Please rewrite the items below with every "observed-point" changed to "data-point" and nothing else altered. Leave the pictures out of your answer.

### [Data supplied]
----

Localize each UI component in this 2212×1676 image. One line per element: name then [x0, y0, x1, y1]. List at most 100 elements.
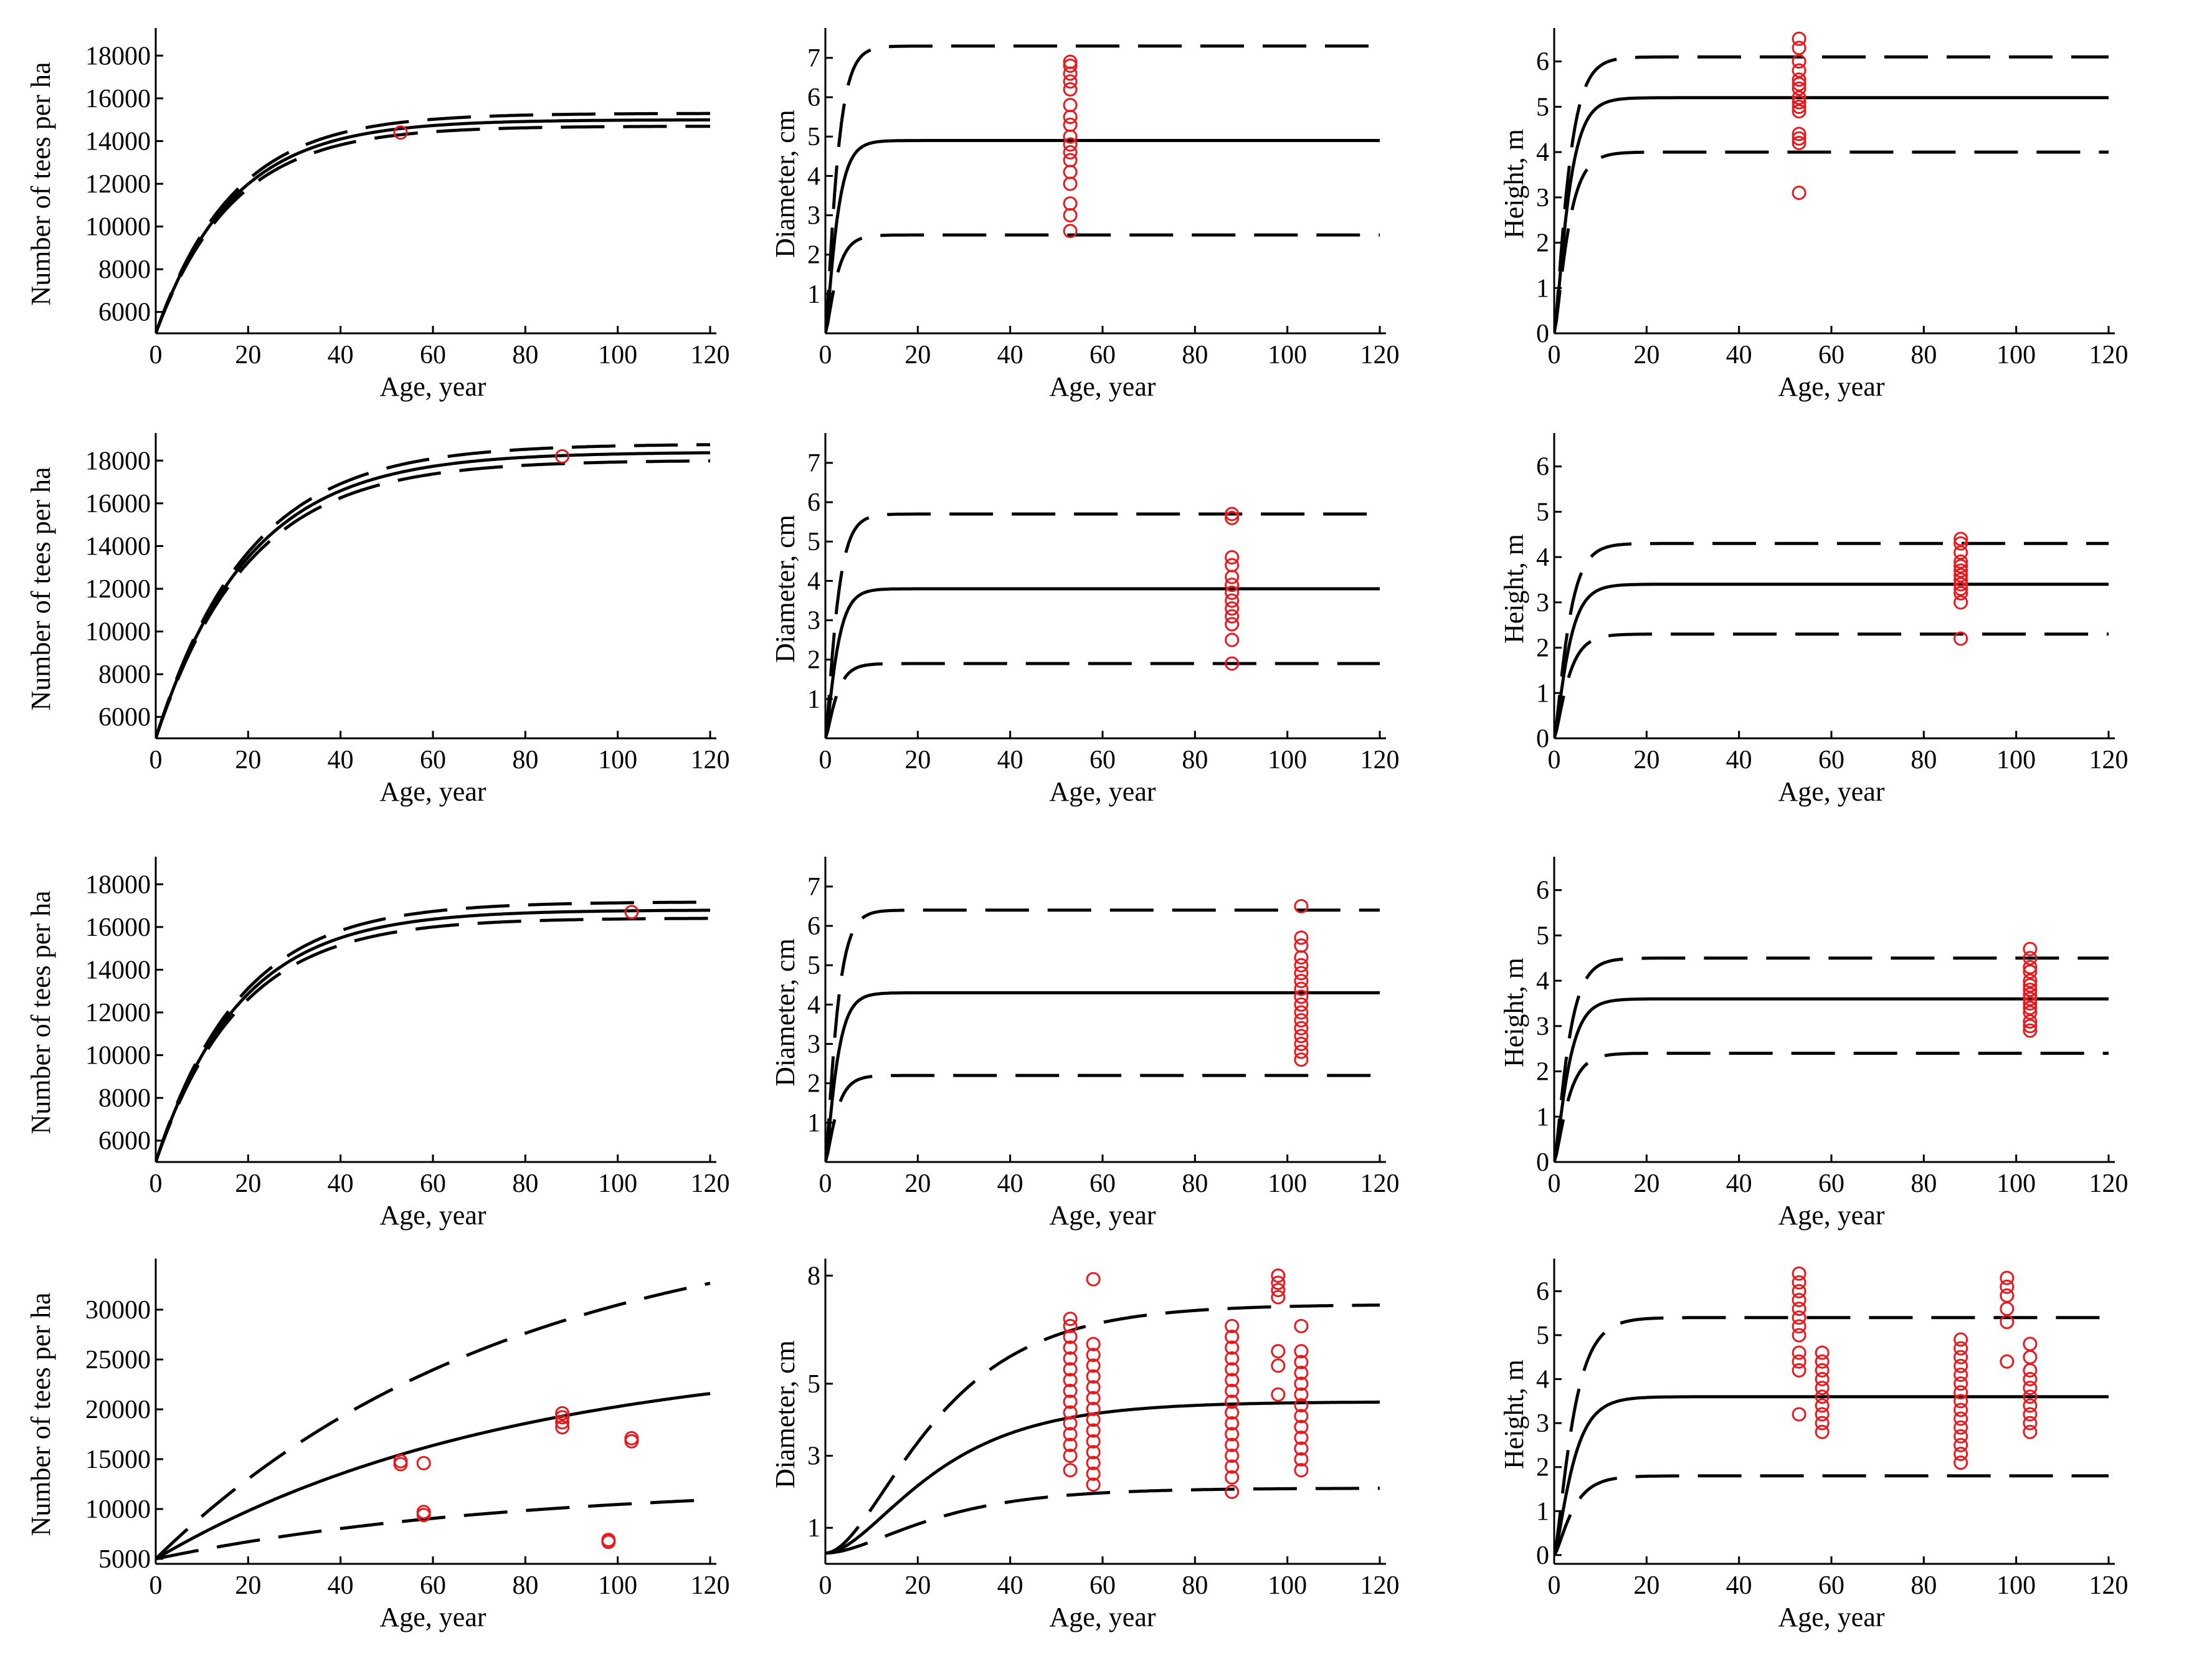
- observed-point: [1271, 1275, 1286, 1290]
- lower-bound-curve: [1554, 1474, 2109, 1556]
- observed-point: [1953, 536, 1968, 551]
- observed-point: [1063, 1449, 1078, 1464]
- observed-point: [1792, 126, 1806, 141]
- observed-point: [1063, 224, 1078, 239]
- y-tick-label: 14000: [85, 127, 151, 156]
- y-tick-label: 6000: [98, 703, 151, 732]
- x-axis-label: Age, year: [1778, 371, 1884, 402]
- observed-point: [1225, 1362, 1240, 1377]
- observed-point: [1225, 617, 1240, 632]
- observed-point: [416, 1455, 431, 1470]
- observed-point: [1225, 1484, 1240, 1499]
- x-tick-label: 0: [1548, 1571, 1561, 1600]
- observed-point: [2023, 959, 2038, 974]
- observed-point: [555, 1415, 570, 1430]
- x-tick-label: 120: [2089, 746, 2129, 774]
- y-axis-label: Height, m: [1499, 1359, 1529, 1469]
- y-axis-label: Height, m: [1499, 534, 1529, 644]
- observed-point: [1953, 1411, 1968, 1426]
- x-tick-label: 20: [1633, 746, 1659, 774]
- panel-p2-2: 0 20 40 60 80 100 120 1 2 3 4 5 6 7 Age, year Diameter,…: [770, 433, 1400, 807]
- panel-p1-1: 0 20 40 60 80 100 120 6000 8000 10000 12000 14000 16…: [26, 28, 730, 402]
- panel-p2-1: 0 20 40 60 80 100 120 6000 8000 10000 12000 14000 16…: [26, 433, 730, 807]
- x-tick-label: 100: [598, 746, 637, 774]
- panel-p4-2: 0 20 40 60 80 100 120 1 3 5 8 Age, year Diameter, cm: [770, 1259, 1400, 1632]
- y-tick-label: 10000: [85, 213, 151, 242]
- y-tick-label: 4: [807, 991, 820, 1019]
- x-tick-label: 100: [598, 341, 637, 369]
- observed-point: [1225, 558, 1240, 573]
- observed-point: [1792, 1283, 1806, 1298]
- y-tick-label: 1: [807, 1514, 820, 1543]
- y-tick-label: 5: [1536, 921, 1549, 950]
- observed-point: [1063, 1405, 1078, 1420]
- x-tick-label: 60: [420, 1571, 446, 1600]
- observed-point: [555, 1410, 570, 1425]
- observed-point: [1294, 1463, 1309, 1478]
- observed-point: [1086, 1380, 1101, 1395]
- y-tick-label: 20000: [85, 1396, 151, 1424]
- observed-point: [2023, 1389, 2038, 1404]
- x-tick-label: 80: [1182, 341, 1208, 369]
- x-tick-label: 20: [904, 1571, 931, 1600]
- x-tick-label: 0: [1548, 341, 1561, 369]
- y-tick-label: 5: [1536, 1321, 1549, 1350]
- y-tick-label: 5: [1536, 93, 1549, 121]
- y-tick-label: 5000: [98, 1545, 151, 1574]
- observed-point: [1792, 1407, 1806, 1422]
- x-tick-label: 0: [150, 1571, 163, 1600]
- x-tick-label: 0: [819, 341, 832, 369]
- x-tick-label: 60: [1818, 746, 1844, 774]
- x-tick-label: 20: [904, 1169, 931, 1198]
- y-tick-label: 4: [807, 162, 820, 191]
- lower-bound-curve: [1554, 1052, 2109, 1162]
- observed-point: [1294, 958, 1309, 973]
- observed-point: [1953, 1394, 1968, 1409]
- observed-point: [1225, 1470, 1240, 1485]
- y-tick-label: 2: [1536, 1058, 1549, 1087]
- observed-point: [1063, 1312, 1078, 1326]
- x-tick-label: 20: [235, 1571, 261, 1600]
- observed-point: [1294, 950, 1309, 965]
- lower-bound-curve: [1554, 632, 2109, 738]
- x-tick-label: 0: [819, 1169, 832, 1198]
- observed-point: [2023, 941, 2038, 956]
- observed-point: [1271, 1387, 1286, 1402]
- x-axis-label: Age, year: [1049, 1602, 1156, 1632]
- panel-p3-2: 0 20 40 60 80 100 120 1 2 3 4 5 6 7 Age, year Diameter,…: [770, 857, 1400, 1231]
- observed-point: [1953, 1376, 1968, 1391]
- x-axis-label: Age, year: [1049, 776, 1156, 807]
- observed-point: [1294, 938, 1309, 953]
- y-tick-label: 12000: [85, 575, 151, 604]
- observed-point: [1063, 129, 1078, 144]
- observed-point: [1953, 1341, 1968, 1356]
- observed-point: [1294, 1013, 1309, 1028]
- observed-point: [1294, 1052, 1309, 1067]
- y-tick-label: 18000: [85, 447, 151, 475]
- lower-bound-curve: [825, 233, 1380, 333]
- y-tick-label: 3: [807, 607, 820, 636]
- y-tick-label: 5: [807, 1370, 820, 1399]
- observed-point: [2000, 1279, 2015, 1294]
- observed-point: [624, 1431, 639, 1445]
- observed-point: [1086, 1466, 1101, 1481]
- observed-point: [1953, 631, 1968, 646]
- x-tick-label: 20: [904, 746, 931, 774]
- observed-point: [555, 1420, 570, 1435]
- observed-point: [2023, 1416, 2038, 1431]
- observed-point: [1063, 1394, 1078, 1409]
- x-tick-label: 20: [235, 746, 261, 774]
- x-tick-label: 60: [1089, 1571, 1116, 1600]
- y-tick-label: 3: [807, 1031, 820, 1059]
- observed-point: [1815, 1381, 1830, 1396]
- x-tick-label: 80: [1182, 1169, 1208, 1198]
- lower-bound-curve: [1554, 150, 2109, 333]
- observed-point: [1294, 973, 1309, 988]
- observed-point: [1225, 507, 1240, 521]
- observed-point: [1792, 136, 1806, 151]
- x-axis-label: Age, year: [1778, 1602, 1884, 1632]
- panel-p4-1: 0 20 40 60 80 100 120 5000 10000 15000 20000 25000 3…: [26, 1259, 730, 1632]
- observed-point: [2023, 991, 2038, 1006]
- observed-point: [1815, 1372, 1830, 1387]
- mean-curve: [825, 139, 1380, 333]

----

### [Reply]
Localize each UI component in this 2212×1676 image. One line per element: name then [x0, y0, x1, y1]. List at most 100 elements.
- data-point: [1271, 1275, 1286, 1290]
- lower-bound-curve: [1554, 1474, 2109, 1556]
- data-point: [1953, 536, 1968, 551]
- data-point: [1063, 1449, 1078, 1464]
- data-point: [1792, 126, 1806, 141]
- data-point: [1063, 224, 1078, 239]
- y-tick-label: 14000: [85, 127, 151, 156]
- y-tick-label: 6000: [98, 703, 151, 732]
- x-axis-label: Age, year: [1778, 371, 1884, 402]
- data-point: [1225, 1362, 1240, 1377]
- data-point: [1225, 617, 1240, 632]
- data-point: [416, 1455, 431, 1470]
- data-point: [1225, 1484, 1240, 1499]
- x-tick-label: 0: [1548, 1571, 1561, 1600]
- data-point: [2023, 959, 2038, 974]
- data-point: [555, 1415, 570, 1430]
- x-tick-label: 120: [2089, 746, 2129, 774]
- y-axis-label: Height, m: [1499, 1359, 1529, 1469]
- y-axis-label: Height, m: [1499, 534, 1529, 644]
- data-point: [1953, 1411, 1968, 1426]
- x-tick-label: 20: [1633, 746, 1659, 774]
- panel-p2-2: 0 20 40 60 80 100 120 1 2 3 4 5 6 7 Age, year Diameter,…: [770, 433, 1400, 807]
- panel-p1-1: 0 20 40 60 80 100 120 6000 8000 10000 12000 14000 16…: [26, 28, 730, 402]
- panel-p2-1: 0 20 40 60 80 100 120 6000 8000 10000 12000 14000 16…: [26, 433, 730, 807]
- x-tick-label: 100: [598, 746, 637, 774]
- panel-p4-2: 0 20 40 60 80 100 120 1 3 5 8 Age, year Diameter, cm: [770, 1259, 1400, 1632]
- y-tick-label: 10000: [85, 213, 151, 242]
- y-tick-label: 4: [807, 991, 820, 1019]
- x-tick-label: 100: [598, 341, 637, 369]
- data-point: [1225, 558, 1240, 573]
- data-point: [1792, 1283, 1806, 1298]
- y-tick-label: 1: [807, 1514, 820, 1543]
- y-tick-label: 5: [1536, 921, 1549, 950]
- data-point: [1063, 1405, 1078, 1420]
- x-tick-label: 60: [420, 1571, 446, 1600]
- data-point: [555, 1410, 570, 1425]
- data-point: [1294, 1463, 1309, 1478]
- data-point: [1086, 1380, 1101, 1395]
- y-tick-label: 20000: [85, 1396, 151, 1424]
- data-point: [2023, 1389, 2038, 1404]
- x-tick-label: 80: [1182, 341, 1208, 369]
- x-tick-label: 20: [904, 1571, 931, 1600]
- x-tick-label: 0: [1548, 341, 1561, 369]
- y-tick-label: 5: [1536, 1321, 1549, 1350]
- y-tick-label: 5: [1536, 93, 1549, 121]
- y-tick-label: 5000: [98, 1545, 151, 1574]
- data-point: [1792, 1407, 1806, 1422]
- x-tick-label: 0: [150, 1571, 163, 1600]
- x-tick-label: 0: [819, 341, 832, 369]
- x-tick-label: 60: [1818, 746, 1844, 774]
- x-tick-label: 20: [904, 1169, 931, 1198]
- y-tick-label: 4: [807, 162, 820, 191]
- lower-bound-curve: [1554, 1052, 2109, 1162]
- data-point: [1294, 958, 1309, 973]
- data-point: [1953, 1394, 1968, 1409]
- data-point: [1225, 1470, 1240, 1485]
- y-tick-label: 2: [1536, 1058, 1549, 1087]
- data-point: [1063, 1312, 1078, 1326]
- x-tick-label: 20: [235, 1571, 261, 1600]
- data-point: [1294, 950, 1309, 965]
- lower-bound-curve: [1554, 632, 2109, 738]
- x-tick-label: 0: [819, 1169, 832, 1198]
- data-point: [2023, 941, 2038, 956]
- data-point: [1271, 1387, 1286, 1402]
- x-axis-label: Age, year: [1049, 1602, 1156, 1632]
- panel-p3-2: 0 20 40 60 80 100 120 1 2 3 4 5 6 7 Age, year Diameter,…: [770, 857, 1400, 1231]
- data-point: [1953, 1376, 1968, 1391]
- x-axis-label: Age, year: [1049, 776, 1156, 807]
- data-point: [1294, 938, 1309, 953]
- y-tick-label: 12000: [85, 575, 151, 604]
- data-point: [1063, 129, 1078, 144]
- data-point: [1953, 1341, 1968, 1356]
- data-point: [1294, 1013, 1309, 1028]
- data-point: [1294, 1052, 1309, 1067]
- y-tick-label: 18000: [85, 447, 151, 475]
- lower-bound-curve: [825, 233, 1380, 333]
- y-tick-label: 3: [807, 607, 820, 636]
- y-tick-label: 5: [807, 1370, 820, 1399]
- data-point: [2000, 1279, 2015, 1294]
- data-point: [624, 1431, 639, 1445]
- data-point: [1086, 1466, 1101, 1481]
- data-point: [1953, 631, 1968, 646]
- x-tick-label: 20: [904, 746, 931, 774]
- data-point: [555, 1420, 570, 1435]
- data-point: [2023, 1416, 2038, 1431]
- data-point: [1063, 1394, 1078, 1409]
- x-tick-label: 20: [235, 746, 261, 774]
- x-tick-label: 60: [1089, 1571, 1116, 1600]
- y-tick-label: 3: [807, 1031, 820, 1059]
- data-point: [1815, 1381, 1830, 1396]
- x-tick-label: 80: [1182, 1169, 1208, 1198]
- lower-bound-curve: [1554, 150, 2109, 333]
- data-point: [1294, 973, 1309, 988]
- data-point: [1225, 507, 1240, 521]
- data-point: [1792, 136, 1806, 151]
- x-axis-label: Age, year: [1778, 1602, 1884, 1632]
- panel-p4-1: 0 20 40 60 80 100 120 5000 10000 15000 20000 25000 3…: [26, 1259, 730, 1632]
- data-point: [2023, 991, 2038, 1006]
- data-point: [1815, 1372, 1830, 1387]
- mean-curve: [825, 139, 1380, 333]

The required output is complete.